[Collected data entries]
|---|
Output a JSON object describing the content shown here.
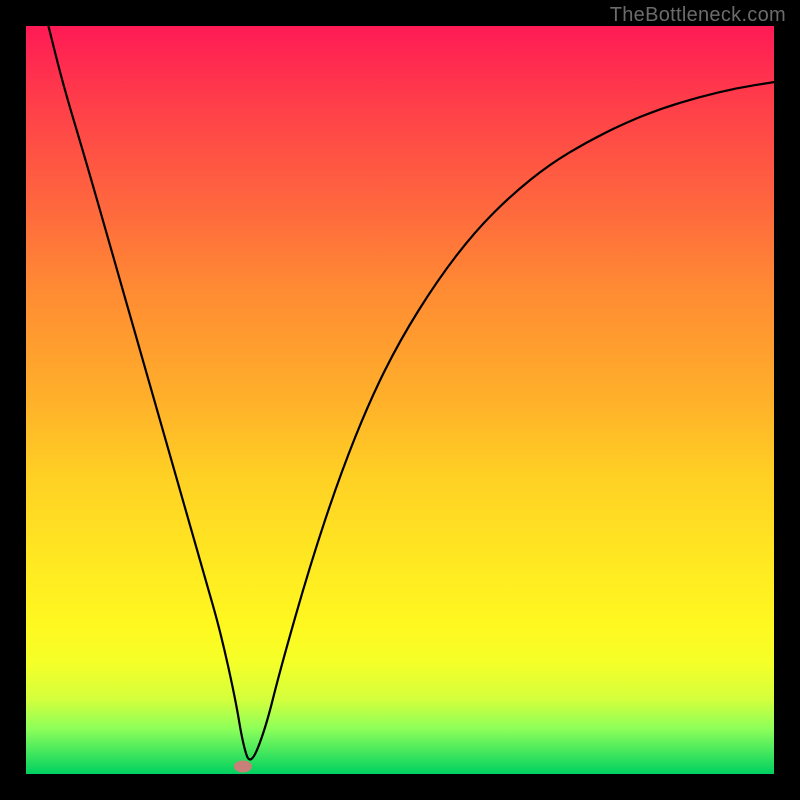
{
  "watermark": "TheBottleneck.com",
  "chart_data": {
    "type": "line",
    "title": "",
    "xlabel": "",
    "ylabel": "",
    "xlim": [
      0,
      100
    ],
    "ylim": [
      0,
      100
    ],
    "series": [
      {
        "name": "curve",
        "x": [
          3,
          5,
          8,
          12,
          16,
          20,
          24,
          26,
          28,
          29,
          30,
          32,
          34,
          38,
          42,
          46,
          50,
          55,
          60,
          65,
          70,
          75,
          80,
          85,
          90,
          95,
          100
        ],
        "values": [
          100,
          92,
          82,
          68,
          54,
          40,
          26,
          19,
          10,
          4,
          1,
          6,
          14,
          28,
          40,
          50,
          58,
          66,
          72.5,
          77.5,
          81.5,
          84.5,
          87,
          89,
          90.5,
          91.7,
          92.5
        ]
      }
    ],
    "marker": {
      "x": 29,
      "y": 1,
      "color": "#c88078"
    },
    "curve_color": "#000000",
    "background_gradient_stops": [
      {
        "pos": 0,
        "color": "#ff1a55"
      },
      {
        "pos": 10,
        "color": "#ff3d4a"
      },
      {
        "pos": 25,
        "color": "#ff6a3d"
      },
      {
        "pos": 35,
        "color": "#ff8a33"
      },
      {
        "pos": 50,
        "color": "#ffb02a"
      },
      {
        "pos": 60,
        "color": "#ffd024"
      },
      {
        "pos": 70,
        "color": "#ffe522"
      },
      {
        "pos": 80,
        "color": "#fff820"
      },
      {
        "pos": 85,
        "color": "#f5ff28"
      },
      {
        "pos": 90,
        "color": "#d4ff3c"
      },
      {
        "pos": 94,
        "color": "#8cff5a"
      },
      {
        "pos": 100,
        "color": "#00d060"
      }
    ]
  }
}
|---|
All of the data needs repeating exactly, but the pictures do not.

### REPLY TO THE EXERCISE
Output a JSON object describing the content shown here.
{
  "watermark": "TheBottleneck.com",
  "chart_data": {
    "type": "line",
    "title": "",
    "xlabel": "",
    "ylabel": "",
    "xlim": [
      0,
      100
    ],
    "ylim": [
      0,
      100
    ],
    "series": [
      {
        "name": "curve",
        "x": [
          3,
          5,
          8,
          12,
          16,
          20,
          24,
          26,
          28,
          29,
          30,
          32,
          34,
          38,
          42,
          46,
          50,
          55,
          60,
          65,
          70,
          75,
          80,
          85,
          90,
          95,
          100
        ],
        "values": [
          100,
          92,
          82,
          68,
          54,
          40,
          26,
          19,
          10,
          4,
          1,
          6,
          14,
          28,
          40,
          50,
          58,
          66,
          72.5,
          77.5,
          81.5,
          84.5,
          87,
          89,
          90.5,
          91.7,
          92.5
        ]
      }
    ],
    "marker": {
      "x": 29,
      "y": 1,
      "color": "#c88078"
    },
    "curve_color": "#000000",
    "background_gradient_stops": [
      {
        "pos": 0,
        "color": "#ff1a55"
      },
      {
        "pos": 10,
        "color": "#ff3d4a"
      },
      {
        "pos": 25,
        "color": "#ff6a3d"
      },
      {
        "pos": 35,
        "color": "#ff8a33"
      },
      {
        "pos": 50,
        "color": "#ffb02a"
      },
      {
        "pos": 60,
        "color": "#ffd024"
      },
      {
        "pos": 70,
        "color": "#ffe522"
      },
      {
        "pos": 80,
        "color": "#fff820"
      },
      {
        "pos": 85,
        "color": "#f5ff28"
      },
      {
        "pos": 90,
        "color": "#d4ff3c"
      },
      {
        "pos": 94,
        "color": "#8cff5a"
      },
      {
        "pos": 100,
        "color": "#00d060"
      }
    ]
  }
}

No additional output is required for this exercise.